(Rows from a dataset)
##############################
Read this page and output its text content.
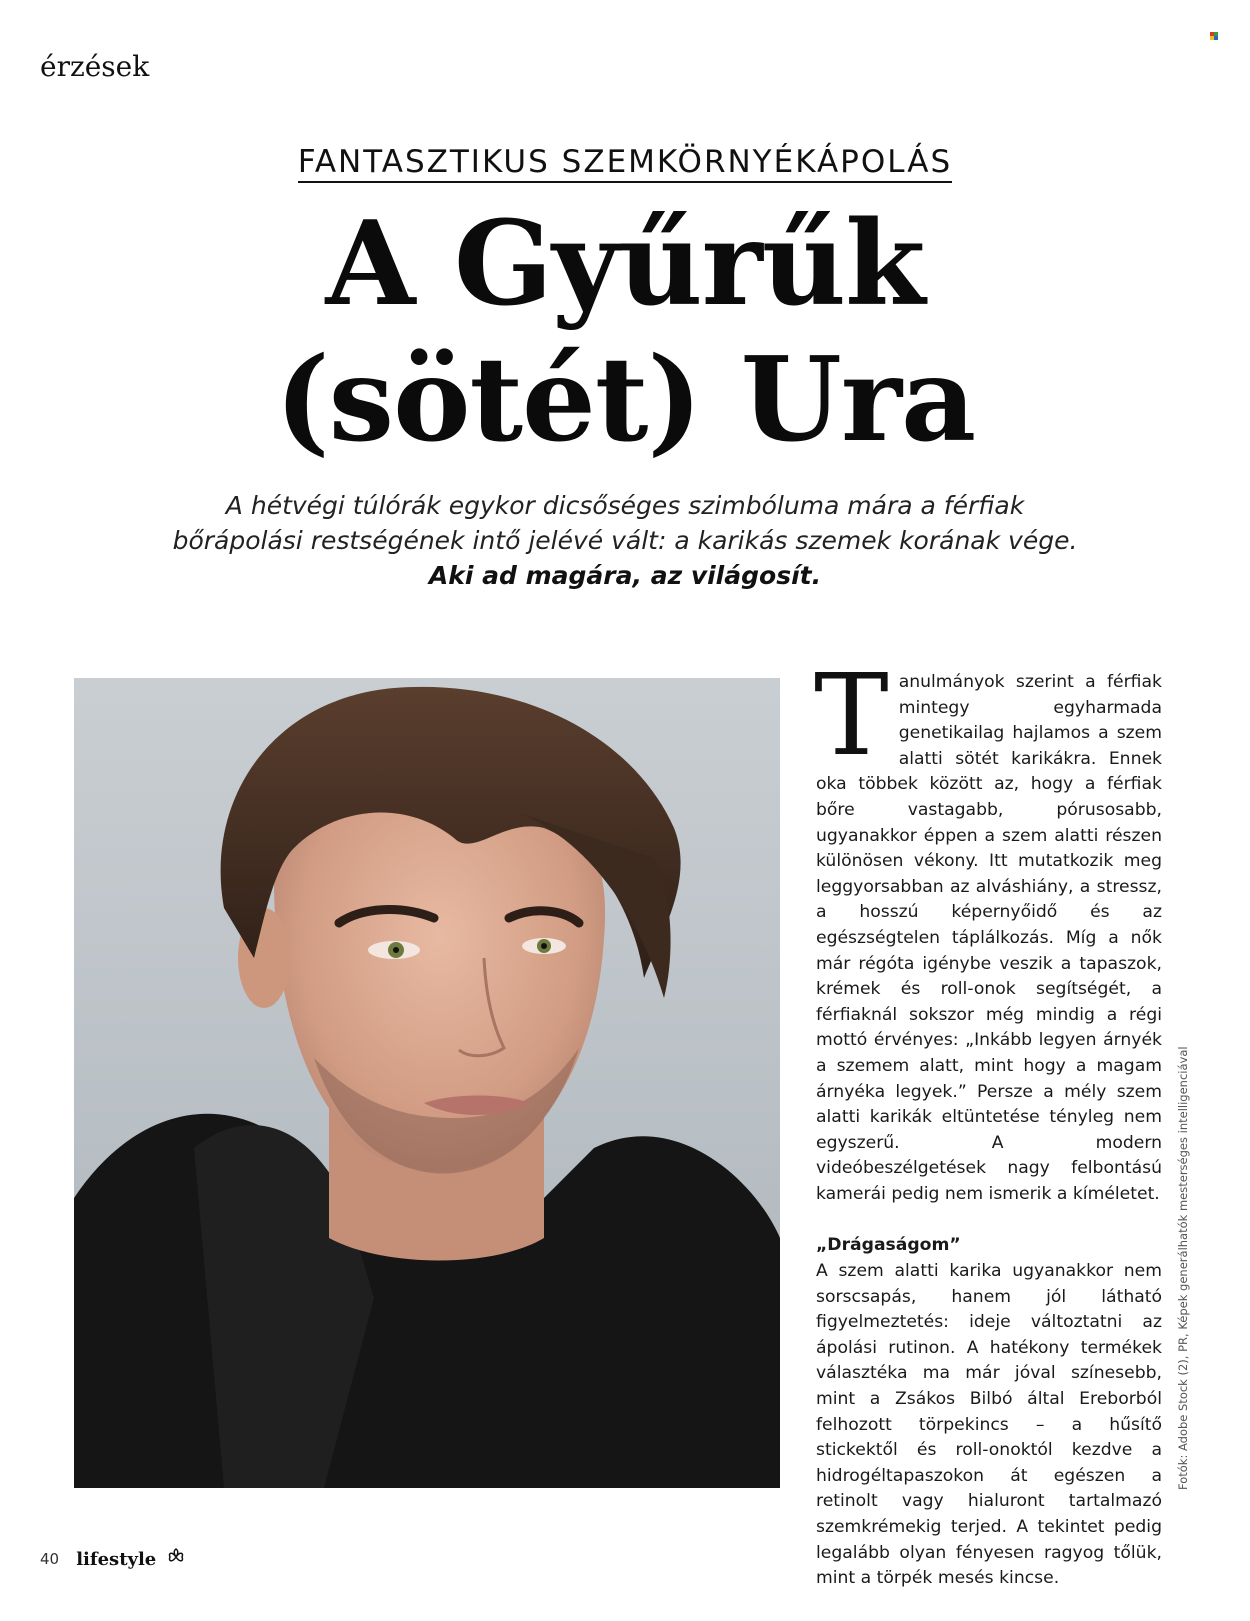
érzések
FANTASZTIKUS SZEMKÖRNYÉKÁPOLÁS
A Gyűrűk
(sötét) Ura

A hétvégi túlórák egykor dicsőséges szimbóluma mára a férfiak bőrápolási restségének intő jelévé vált: a karikás szemek korának vége. Aki ad magára, az világosít.

Tanulmányok szerint a férfiak mintegy egyharmada genetikailag hajlamos a szem alatti sötét karikákra. Ennek oka többek között az, hogy a férfiak bőre vastagabb, pórusosabb, ugyanakkor éppen a szem alatti részen különösen vékony. Itt mutatkozik meg leggyorsabban az alváshiány, a stressz, a hosszú képernyőidő és az egészségtelen táplálkozás. Míg a nők már régóta igénybe veszik a tapaszok, krémek és roll-onok segítségét, a férfiaknál sokszor még mindig a régi mottó érvényes: „Inkább legyen árnyék a szemem alatt, mint hogy a magam árnyéka legyek.” Persze a mély szem alatti karikák eltüntetése tényleg nem egyszerű. A modern videóbeszélgetések nagy felbontású kamerái pedig nem ismerik a kíméletet.

„Drágaságom”

A szem alatti karika ugyanakkor nem sorscsapás, hanem jól látható figyelmeztetés: ideje változtatni az ápolási rutinon. A hatékony termékek választéka ma már jóval színesebb, mint a Zsákos Bilbó által Ereborból felhozott törpekincs – a hűsítő stickektől és roll-onoktól kezdve a hidrogéltapaszokon át egészen a retinolt vagy hialuront tartalmazó szemkrémekig terjed. A tekintet pedig legalább olyan fényesen ragyog tőlük, mint a törpék mesés kincse.

Fotók: Adobe Stock (2), PR, Képek generálhatók mesterséges intelligenciával
40 lifestyle
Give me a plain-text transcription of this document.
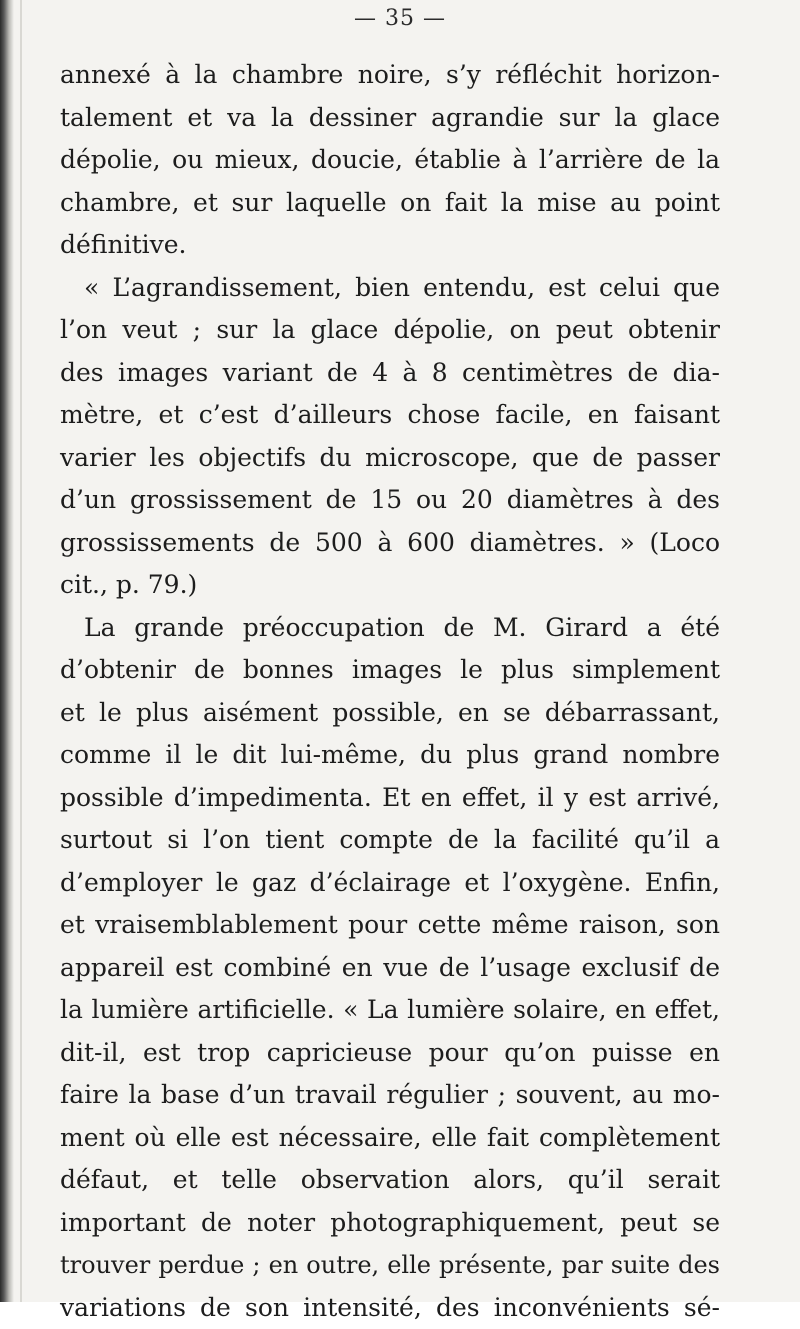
— 35 —
annexé à la chambre noire, s’y réfléchit horizon-
talement et va la dessiner agrandie sur la glace
dépolie, ou mieux, doucie, établie à l’arrière de la
chambre, et sur laquelle on fait la mise au point
définitive.
« L’agrandissement, bien entendu, est celui que
l’on veut ; sur la glace dépolie, on peut obtenir
des images variant de 4 à 8 centimètres de dia-
mètre, et c’est d’ailleurs chose facile, en faisant
varier les objectifs du microscope, que de passer
d’un grossissement de 15 ou 20 diamètres à des
grossissements de 500 à 600 diamètres. » (Loco
cit., p. 79.)
La grande préoccupation de M. Girard a été
d’obtenir de bonnes images le plus simplement
et le plus aisément possible, en se débarrassant,
comme il le dit lui-même, du plus grand nombre
possible d’impedimenta. Et en effet, il y est arrivé,
surtout si l’on tient compte de la facilité qu’il a
d’employer le gaz d’éclairage et l’oxygène. Enfin,
et vraisemblablement pour cette même raison, son
appareil est combiné en vue de l’usage exclusif de
la lumière artificielle. « La lumière solaire, en effet,
dit-il, est trop capricieuse pour qu’on puisse en
faire la base d’un travail régulier ; souvent, au mo-
ment où elle est nécessaire, elle fait complètement
défaut, et telle observation alors, qu’il serait
important de noter photographiquement, peut se
trouver perdue ; en outre, elle présente, par suite des
variations de son intensité, des inconvénients sé-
##############################
OBJECTIVE
The material above holds pictures; copy everything else in it exactly.

SOLVED EXERCISE
Read this page and output its text content.
érzések
FANTASZTIKUS SZEMKÖRNYÉKÁPOLÁS
A Gyűrűk
(sötét) Ura

A hétvégi túlórák egykor dicsőséges szimbóluma mára a férfiak bőrápolási restségének intő jelévé vált: a karikás szemek korának vége. Aki ad magára, az világosít.

Tanulmányok szerint a férfiak mintegy egyharmada genetikailag hajlamos a szem alatti sötét karikákra. Ennek oka többek között az, hogy a férfiak bőre vastagabb, pórusosabb, ugyanakkor éppen a szem alatti részen különösen vékony. Itt mutatkozik meg leggyorsabban az alváshiány, a stressz, a hosszú képernyőidő és az egészségtelen táplálkozás. Míg a nők már régóta igénybe veszik a tapaszok, krémek és roll-onok segítségét, a férfiaknál sokszor még mindig a régi mottó érvényes: „Inkább legyen árnyék a szemem alatt, mint hogy a magam árnyéka legyek.” Persze a mély szem alatti karikák eltüntetése tényleg nem egyszerű. A modern videóbeszélgetések nagy felbontású kamerái pedig nem ismerik a kíméletet.

„Drágaságom”

A szem alatti karika ugyanakkor nem sorscsapás, hanem jól látható figyelmeztetés: ideje változtatni az ápolási rutinon. A hatékony termékek választéka ma már jóval színesebb, mint a Zsákos Bilbó által Ereborból felhozott törpekincs – a hűsítő stickektől és roll-onoktól kezdve a hidrogéltapaszokon át egészen a retinolt vagy hialuront tartalmazó szemkrémekig terjed. A tekintet pedig legalább olyan fényesen ragyog tőlük, mint a törpék mesés kincse.

Fotók: Adobe Stock (2), PR, Képek generálhatók mesterséges intelligenciával
40 lifestyle
Give me a plain-text transcription of this document.
— 35 —
annexé à la chambre noire, s’y réfléchit horizon-
talement et va la dessiner agrandie sur la glace
dépolie, ou mieux, doucie, établie à l’arrière de la
chambre, et sur laquelle on fait la mise au point
définitive.
« L’agrandissement, bien entendu, est celui que
l’on veut ; sur la glace dépolie, on peut obtenir
des images variant de 4 à 8 centimètres de dia-
mètre, et c’est d’ailleurs chose facile, en faisant
varier les objectifs du microscope, que de passer
d’un grossissement de 15 ou 20 diamètres à des
grossissements de 500 à 600 diamètres. » (Loco
cit., p. 79.)
La grande préoccupation de M. Girard a été
d’obtenir de bonnes images le plus simplement
et le plus aisément possible, en se débarrassant,
comme il le dit lui-même, du plus grand nombre
possible d’impedimenta. Et en effet, il y est arrivé,
surtout si l’on tient compte de la facilité qu’il a
d’employer le gaz d’éclairage et l’oxygène. Enfin,
et vraisemblablement pour cette même raison, son
appareil est combiné en vue de l’usage exclusif de
la lumière artificielle. « La lumière solaire, en effet,
dit-il, est trop capricieuse pour qu’on puisse en
faire la base d’un travail régulier ; souvent, au mo-
ment où elle est nécessaire, elle fait complètement
défaut, et telle observation alors, qu’il serait
important de noter photographiquement, peut se
trouver perdue ; en outre, elle présente, par suite des
variations de son intensité, des inconvénients sé-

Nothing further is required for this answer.